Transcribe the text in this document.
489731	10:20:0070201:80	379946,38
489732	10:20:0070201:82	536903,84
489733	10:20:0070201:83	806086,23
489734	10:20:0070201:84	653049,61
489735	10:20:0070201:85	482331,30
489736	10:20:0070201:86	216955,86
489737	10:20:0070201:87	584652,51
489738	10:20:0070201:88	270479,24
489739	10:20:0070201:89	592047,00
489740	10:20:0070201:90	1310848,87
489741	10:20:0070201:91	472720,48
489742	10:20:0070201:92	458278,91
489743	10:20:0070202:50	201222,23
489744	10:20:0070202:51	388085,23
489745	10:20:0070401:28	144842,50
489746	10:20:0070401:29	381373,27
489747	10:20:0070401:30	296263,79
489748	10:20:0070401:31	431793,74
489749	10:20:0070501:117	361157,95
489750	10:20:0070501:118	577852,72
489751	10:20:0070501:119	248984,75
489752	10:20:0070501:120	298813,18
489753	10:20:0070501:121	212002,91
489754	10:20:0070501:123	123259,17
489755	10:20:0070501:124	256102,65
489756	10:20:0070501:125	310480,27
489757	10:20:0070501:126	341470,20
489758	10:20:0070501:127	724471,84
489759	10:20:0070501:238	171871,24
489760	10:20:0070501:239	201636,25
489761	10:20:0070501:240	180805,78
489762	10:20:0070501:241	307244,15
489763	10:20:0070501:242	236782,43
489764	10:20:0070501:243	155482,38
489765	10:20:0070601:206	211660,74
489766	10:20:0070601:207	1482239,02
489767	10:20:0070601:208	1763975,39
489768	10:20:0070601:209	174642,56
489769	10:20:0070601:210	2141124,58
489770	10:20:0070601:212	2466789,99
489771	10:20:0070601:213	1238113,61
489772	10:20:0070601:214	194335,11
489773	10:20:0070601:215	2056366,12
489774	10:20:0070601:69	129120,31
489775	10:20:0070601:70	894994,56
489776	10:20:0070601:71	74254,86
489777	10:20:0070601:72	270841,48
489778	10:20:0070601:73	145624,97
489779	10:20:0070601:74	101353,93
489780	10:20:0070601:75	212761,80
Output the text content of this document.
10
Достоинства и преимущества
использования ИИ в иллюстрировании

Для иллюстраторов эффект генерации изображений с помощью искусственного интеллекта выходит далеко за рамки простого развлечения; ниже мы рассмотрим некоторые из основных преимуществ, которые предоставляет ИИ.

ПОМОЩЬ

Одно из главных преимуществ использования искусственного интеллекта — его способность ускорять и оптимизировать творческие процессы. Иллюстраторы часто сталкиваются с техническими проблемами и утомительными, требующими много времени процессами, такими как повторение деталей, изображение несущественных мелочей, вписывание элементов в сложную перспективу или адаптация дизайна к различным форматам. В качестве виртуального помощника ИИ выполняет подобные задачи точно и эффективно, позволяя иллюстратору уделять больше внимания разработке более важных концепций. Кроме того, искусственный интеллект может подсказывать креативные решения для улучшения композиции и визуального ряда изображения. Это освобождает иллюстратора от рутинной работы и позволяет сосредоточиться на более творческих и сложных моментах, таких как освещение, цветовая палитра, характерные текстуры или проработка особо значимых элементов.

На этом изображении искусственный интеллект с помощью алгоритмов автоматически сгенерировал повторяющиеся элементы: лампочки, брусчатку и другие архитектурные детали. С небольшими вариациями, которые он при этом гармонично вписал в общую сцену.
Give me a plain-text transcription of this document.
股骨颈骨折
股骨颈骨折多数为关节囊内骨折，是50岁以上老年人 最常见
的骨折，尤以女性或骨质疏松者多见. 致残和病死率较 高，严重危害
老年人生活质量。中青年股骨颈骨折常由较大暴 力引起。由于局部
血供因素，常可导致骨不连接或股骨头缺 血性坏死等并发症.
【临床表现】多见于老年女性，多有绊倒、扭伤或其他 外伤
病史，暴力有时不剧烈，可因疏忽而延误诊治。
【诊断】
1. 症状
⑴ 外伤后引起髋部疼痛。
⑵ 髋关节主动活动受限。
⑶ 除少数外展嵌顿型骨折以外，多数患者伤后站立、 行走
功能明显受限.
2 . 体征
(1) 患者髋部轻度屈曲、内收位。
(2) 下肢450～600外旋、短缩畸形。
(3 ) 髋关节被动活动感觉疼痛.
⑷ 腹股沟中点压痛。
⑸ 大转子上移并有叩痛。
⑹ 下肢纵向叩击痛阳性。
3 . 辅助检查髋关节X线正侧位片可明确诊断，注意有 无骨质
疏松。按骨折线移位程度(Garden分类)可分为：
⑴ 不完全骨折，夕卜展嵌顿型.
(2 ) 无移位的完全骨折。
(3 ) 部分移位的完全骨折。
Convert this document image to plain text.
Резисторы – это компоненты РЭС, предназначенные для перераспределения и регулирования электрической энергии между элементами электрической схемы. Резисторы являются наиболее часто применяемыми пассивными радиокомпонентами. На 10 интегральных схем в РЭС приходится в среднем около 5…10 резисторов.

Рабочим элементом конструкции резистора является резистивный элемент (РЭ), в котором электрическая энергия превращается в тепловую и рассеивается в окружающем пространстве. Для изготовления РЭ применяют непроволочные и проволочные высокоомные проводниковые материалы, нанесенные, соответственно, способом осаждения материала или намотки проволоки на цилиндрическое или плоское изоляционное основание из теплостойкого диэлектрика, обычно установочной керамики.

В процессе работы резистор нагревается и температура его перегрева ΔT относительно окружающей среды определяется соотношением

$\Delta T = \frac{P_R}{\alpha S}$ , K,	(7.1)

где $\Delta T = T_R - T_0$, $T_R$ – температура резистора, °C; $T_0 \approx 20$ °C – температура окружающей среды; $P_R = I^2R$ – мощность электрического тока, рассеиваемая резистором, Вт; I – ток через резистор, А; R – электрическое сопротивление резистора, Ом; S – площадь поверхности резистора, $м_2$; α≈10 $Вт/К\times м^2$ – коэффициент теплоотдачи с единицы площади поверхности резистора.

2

▬▬▬▬▬▬

GOAL =>
Identify each line of the material where the word "this" shows up, and copy it.

SOLUTION =>
Transcribe the text in this document.
Output the text content of this document.
Give me a plain-text transcription of this document.
Convert this document image to plain text.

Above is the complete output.